- _What you need to do_
**A)** In the article on walking away from a mortgage, what position does Don Bisenius hold?
**B)** Pick up the article on walking away from a mortgage right after its final sentence and keep writing it.

___ Page excerpt

The Pros and Cons of Walking Away from your Mortgage
The housing crisis has created far too many unwanted consequences and trends that have hampered a swift and seamless economic recovery. Coming on the heels of the subprime mortgage meltdown and the contraction of mortgage credit, the 'great recession' produced an unprecedented decline in the value of homes. Those falling home prices have left millions of homeowners in an "underwater" position, where their home is worth far less than the amount of the mortgage they owe on the property.
Faced with what seems like unrecoverable levels of home equity, some underwater borrowers will pay their loans down for years and still only get back to a position of owning nothing (0% equity); other underwater borrowers have simply decided to walk away – a.k.a strategically default -- from their mortgage, even though they can still afford to make their monthly payments.
Some borrowers feel they have little recourse. With an underwater position, they don't qualify for a traditional refinance. If they aren’t already behind on their monthly payments, they’re likely not eligible for a federally-sponsored loan modification either. Whether right or wrong, some borrowers feel that with no other avenues for assistance, simply walking away represents their best chance to start over.
Even Freddie Mac’s Executive VP Don Bisenius agrees strategic defaults “might well be a good decision for certain borrowers.”

______
___ Data listing

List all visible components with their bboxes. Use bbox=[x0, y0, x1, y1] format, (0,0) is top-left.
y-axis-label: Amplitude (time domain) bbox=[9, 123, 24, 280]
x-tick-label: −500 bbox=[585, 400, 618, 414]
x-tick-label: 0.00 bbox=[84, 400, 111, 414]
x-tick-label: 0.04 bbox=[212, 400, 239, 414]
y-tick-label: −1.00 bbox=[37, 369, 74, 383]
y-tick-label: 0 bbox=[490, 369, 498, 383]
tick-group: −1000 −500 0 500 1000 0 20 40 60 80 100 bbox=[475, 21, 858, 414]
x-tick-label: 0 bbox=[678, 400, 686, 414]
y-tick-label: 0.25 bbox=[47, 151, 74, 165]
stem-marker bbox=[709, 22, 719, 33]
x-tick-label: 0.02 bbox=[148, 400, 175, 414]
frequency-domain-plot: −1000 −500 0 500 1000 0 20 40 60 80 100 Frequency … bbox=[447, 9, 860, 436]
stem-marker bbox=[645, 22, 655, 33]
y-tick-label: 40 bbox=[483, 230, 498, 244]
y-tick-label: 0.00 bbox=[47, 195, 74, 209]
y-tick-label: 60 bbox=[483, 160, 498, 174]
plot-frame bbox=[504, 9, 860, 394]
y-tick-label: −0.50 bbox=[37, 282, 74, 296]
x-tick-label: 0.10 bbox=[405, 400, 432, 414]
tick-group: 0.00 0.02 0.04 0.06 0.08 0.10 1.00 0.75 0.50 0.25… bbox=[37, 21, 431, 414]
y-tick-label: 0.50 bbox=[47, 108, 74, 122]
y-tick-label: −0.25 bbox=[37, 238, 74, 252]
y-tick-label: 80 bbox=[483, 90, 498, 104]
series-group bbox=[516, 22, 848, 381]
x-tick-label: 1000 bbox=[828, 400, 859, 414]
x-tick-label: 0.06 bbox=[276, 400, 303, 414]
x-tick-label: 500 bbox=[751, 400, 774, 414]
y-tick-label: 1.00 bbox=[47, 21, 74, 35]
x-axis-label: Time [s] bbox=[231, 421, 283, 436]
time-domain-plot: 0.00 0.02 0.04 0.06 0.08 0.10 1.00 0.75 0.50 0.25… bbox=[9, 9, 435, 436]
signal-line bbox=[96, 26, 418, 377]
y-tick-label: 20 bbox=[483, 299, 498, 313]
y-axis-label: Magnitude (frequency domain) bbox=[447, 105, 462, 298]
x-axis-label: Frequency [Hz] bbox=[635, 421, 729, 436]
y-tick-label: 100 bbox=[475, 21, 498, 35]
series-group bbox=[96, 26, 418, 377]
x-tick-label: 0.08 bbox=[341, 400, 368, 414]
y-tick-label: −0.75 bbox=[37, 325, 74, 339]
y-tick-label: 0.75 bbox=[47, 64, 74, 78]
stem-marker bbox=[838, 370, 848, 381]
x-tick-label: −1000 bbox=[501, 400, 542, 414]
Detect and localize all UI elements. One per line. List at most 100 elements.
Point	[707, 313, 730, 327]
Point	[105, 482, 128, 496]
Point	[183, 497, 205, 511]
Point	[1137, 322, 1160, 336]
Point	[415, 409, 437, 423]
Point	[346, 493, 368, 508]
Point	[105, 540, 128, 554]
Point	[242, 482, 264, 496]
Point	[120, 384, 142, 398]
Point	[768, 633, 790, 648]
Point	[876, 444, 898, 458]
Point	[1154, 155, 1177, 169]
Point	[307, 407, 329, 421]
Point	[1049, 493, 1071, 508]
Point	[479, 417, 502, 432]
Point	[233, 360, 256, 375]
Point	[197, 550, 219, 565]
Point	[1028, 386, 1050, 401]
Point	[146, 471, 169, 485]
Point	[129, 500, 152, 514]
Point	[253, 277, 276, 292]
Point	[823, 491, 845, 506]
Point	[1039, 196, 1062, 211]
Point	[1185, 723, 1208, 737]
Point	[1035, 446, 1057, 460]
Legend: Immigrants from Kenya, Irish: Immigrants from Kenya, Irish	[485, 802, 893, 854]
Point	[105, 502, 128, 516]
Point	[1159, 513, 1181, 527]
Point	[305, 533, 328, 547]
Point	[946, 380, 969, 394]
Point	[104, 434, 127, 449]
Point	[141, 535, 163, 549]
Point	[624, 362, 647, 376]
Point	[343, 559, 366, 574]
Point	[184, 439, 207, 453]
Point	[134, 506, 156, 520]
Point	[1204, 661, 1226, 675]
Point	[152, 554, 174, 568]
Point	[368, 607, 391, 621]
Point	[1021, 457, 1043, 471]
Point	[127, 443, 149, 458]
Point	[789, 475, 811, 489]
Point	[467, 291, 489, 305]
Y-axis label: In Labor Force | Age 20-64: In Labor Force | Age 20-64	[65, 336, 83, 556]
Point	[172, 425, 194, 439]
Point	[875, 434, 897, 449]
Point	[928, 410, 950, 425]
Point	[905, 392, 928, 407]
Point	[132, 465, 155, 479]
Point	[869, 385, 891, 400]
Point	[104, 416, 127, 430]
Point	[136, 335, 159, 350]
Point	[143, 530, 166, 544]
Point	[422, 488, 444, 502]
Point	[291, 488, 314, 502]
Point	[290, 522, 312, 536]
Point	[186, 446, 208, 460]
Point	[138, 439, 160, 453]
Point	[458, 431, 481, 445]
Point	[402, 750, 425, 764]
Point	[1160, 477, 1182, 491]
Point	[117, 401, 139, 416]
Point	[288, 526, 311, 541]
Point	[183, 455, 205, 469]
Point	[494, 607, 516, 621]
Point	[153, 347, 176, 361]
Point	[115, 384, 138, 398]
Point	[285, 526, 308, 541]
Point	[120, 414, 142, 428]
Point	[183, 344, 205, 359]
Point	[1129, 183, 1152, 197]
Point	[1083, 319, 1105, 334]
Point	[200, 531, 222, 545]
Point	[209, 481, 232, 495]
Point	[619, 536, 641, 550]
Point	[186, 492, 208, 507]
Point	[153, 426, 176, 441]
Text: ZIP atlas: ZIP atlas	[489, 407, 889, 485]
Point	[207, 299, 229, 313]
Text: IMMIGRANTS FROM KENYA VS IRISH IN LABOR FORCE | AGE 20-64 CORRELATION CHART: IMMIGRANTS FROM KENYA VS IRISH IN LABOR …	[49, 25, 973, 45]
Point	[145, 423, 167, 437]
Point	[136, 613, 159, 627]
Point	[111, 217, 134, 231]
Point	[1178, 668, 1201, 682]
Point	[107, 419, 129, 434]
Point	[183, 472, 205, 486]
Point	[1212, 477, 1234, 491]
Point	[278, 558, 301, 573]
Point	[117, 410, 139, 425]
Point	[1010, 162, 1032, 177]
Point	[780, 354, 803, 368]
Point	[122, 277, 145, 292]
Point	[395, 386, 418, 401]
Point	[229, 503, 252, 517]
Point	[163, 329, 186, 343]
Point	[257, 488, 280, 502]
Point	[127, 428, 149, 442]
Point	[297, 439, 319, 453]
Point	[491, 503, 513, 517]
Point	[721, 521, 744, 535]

______

- _Answers for the tasks_
**A)** Executive VP at Freddie Mac

**B)**
Walking away from your home loan shouldn’t be a decision that’s made overnight. Strategic defaults can come with a host of short- and long-term repercussions, including some of which you might not be aware of. There are both pros and cons to walking away from your mortgage, and it's a good idea for you to be aware of both before you consider a strategic default as the solution to your problem.
5 Reasons to Walk Away
You’re underwater: The number one reason borrowers strategically default on their mortgage is because they are underwater. Given the substantial drop in home prices over the last few years, an estimated 25% of all homeowners have negative equity in their homes. According to a recent Federal Reserve study, “the median borrower does not strategically default until equity falls to -62 percent of their home's value” (e.g. your home is worth $124,000 and the mortgage outstanding is $200,000). Given how far some borrowers’ equity has fallen, the underwater problem will be with us for years to come. Recently HSH.com ran some numbers and determined that a significant portion of borrowers wouldn’t even reach 0% equity until 2015.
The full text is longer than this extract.